TASK INSTRUCTIONS ::
**a.** Answer these questions from the aacraid driver thread:
(i) What is ScsiPortCommand64, also called command 601?
(ii) What caused the root FS mounting problem?
(iii) When the module is loaded with nondasd=0, about how long does the controller take to initialize?
**b.** Print the part of the aacraid driver thread word for word, starting with "I've done some" and going on through "this PCI ID?".

PAGE TEXT ::
▼
Try loading the driver with aacraid.dacmode=0, aacraid.expose_physicals=0 or aacraid.nondasd=0 (any of these should turn off calls to ScsiPortCommand64). ScsiPortCommand64 or command 601 is the 64 bit scsi command issued to the physical targets. Looks like the PERC3/Di is indicating support for VM_CtHost[Read|Write]64 and does not have support for ScsiPortCommand64. These are supposed to be tied together. If you report all of these flags individually resolves the problem, then I will have to add a QUIRK to the driver.
I've done some more testing and it seems that controller is working after going through all those "aacraid: Host adapter abort request (0,1,0,0)" messages. Root FS mounting problem was caused by initrd image and is not related to module problem. After fixing my initrd I've following situation: 1. When aacraid module is loaded without options I'm getting abort requests for every scsi host (2) and every scsi id (15 for each host). Boot is successfull but it takes over 20 minutes before scsi is initialized. 2. When loaded with dacmode=0 or expose_physicals=0 everything is working perfectly. 3. When loaded with nondasd=0 warnings are still there but only for scsi host 2 (and all 15 ids) so controller initializes in about 10 minutes. Problem isn't fatal but waiting 10-20 minutes for scsi initialization isn't nice. Maybe option expose_physicals=0 or dacmode=0 should be forced for this PCI ID?
▲
GIVEN RECORDS ::
▼
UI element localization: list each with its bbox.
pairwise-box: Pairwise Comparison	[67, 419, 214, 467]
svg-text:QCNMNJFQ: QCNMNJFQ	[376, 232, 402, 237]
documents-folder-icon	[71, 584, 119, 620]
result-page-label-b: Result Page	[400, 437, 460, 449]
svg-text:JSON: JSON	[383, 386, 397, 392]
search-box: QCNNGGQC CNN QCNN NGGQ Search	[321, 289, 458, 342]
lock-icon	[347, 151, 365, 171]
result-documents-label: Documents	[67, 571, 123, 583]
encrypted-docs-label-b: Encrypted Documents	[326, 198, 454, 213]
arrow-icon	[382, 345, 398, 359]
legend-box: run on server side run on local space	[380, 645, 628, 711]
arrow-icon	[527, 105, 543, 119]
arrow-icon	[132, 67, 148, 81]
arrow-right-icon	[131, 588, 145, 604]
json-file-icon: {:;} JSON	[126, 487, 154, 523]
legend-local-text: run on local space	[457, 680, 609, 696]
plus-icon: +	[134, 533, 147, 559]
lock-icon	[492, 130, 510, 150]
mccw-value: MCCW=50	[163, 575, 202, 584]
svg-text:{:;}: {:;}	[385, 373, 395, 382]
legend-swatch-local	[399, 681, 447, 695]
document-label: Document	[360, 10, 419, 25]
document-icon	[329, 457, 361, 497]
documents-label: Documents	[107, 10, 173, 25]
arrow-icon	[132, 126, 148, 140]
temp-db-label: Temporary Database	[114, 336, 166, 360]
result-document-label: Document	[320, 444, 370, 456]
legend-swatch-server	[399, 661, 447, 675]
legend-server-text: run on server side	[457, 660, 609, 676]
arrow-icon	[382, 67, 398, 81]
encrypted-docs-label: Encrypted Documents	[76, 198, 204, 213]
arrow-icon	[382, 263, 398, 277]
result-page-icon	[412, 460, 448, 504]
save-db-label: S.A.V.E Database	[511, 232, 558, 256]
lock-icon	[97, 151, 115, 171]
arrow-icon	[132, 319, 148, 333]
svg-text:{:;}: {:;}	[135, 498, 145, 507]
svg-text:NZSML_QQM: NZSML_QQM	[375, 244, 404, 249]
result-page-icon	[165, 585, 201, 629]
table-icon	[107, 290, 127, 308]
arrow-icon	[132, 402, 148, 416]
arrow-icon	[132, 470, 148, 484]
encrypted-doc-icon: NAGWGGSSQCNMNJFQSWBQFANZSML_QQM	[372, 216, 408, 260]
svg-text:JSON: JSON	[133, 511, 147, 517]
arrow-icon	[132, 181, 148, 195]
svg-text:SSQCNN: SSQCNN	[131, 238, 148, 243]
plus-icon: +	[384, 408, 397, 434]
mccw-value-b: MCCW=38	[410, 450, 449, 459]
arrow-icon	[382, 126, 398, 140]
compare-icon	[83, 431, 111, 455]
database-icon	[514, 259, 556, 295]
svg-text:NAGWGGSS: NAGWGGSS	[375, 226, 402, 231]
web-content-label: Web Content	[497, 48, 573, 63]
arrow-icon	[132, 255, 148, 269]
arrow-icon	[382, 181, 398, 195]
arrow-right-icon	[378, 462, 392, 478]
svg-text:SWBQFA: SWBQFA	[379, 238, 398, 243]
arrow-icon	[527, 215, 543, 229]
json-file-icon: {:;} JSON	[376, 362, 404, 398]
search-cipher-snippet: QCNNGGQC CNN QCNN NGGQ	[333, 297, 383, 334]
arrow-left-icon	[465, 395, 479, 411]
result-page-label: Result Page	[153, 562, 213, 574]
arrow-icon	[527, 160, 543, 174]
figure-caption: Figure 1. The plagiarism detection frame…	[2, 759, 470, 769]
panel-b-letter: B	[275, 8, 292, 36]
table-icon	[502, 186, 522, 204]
▲
RESULTS IN ORDER ::
**a.**
(i) It is the 64 bit scsi command issued to the physical targets.
(ii) The initrd image caused it.
(iii) It takes about 10 minutes.

**b.**
I've done some more testing and it seems that controller is working after going through all those "aacraid: Host adapter abort request (0,1,0,0)" messages. Root FS mounting problem was caused by initrd image and is not related to module problem. After fixing my initrd I've following situation: 1. When aacraid module is loaded without options I'm getting abort requests for every scsi host (2) and every scsi id (15 for each host). Boot is successfull but it takes over 20 minutes before scsi is initialized. 2. When loaded with dacmode=0 or expose_physicals=0 everything is working perfectly. 3. When loaded with nondasd=0 warnings are still there but only for scsi host 2 (and all 15 ids) so controller initializes in about 10 minutes. Problem isn't fatal but waiting 10-20 minutes for scsi initialization isn't nice. Maybe option expose_physicals=0 or dacmode=0 should be forced for this PCI ID?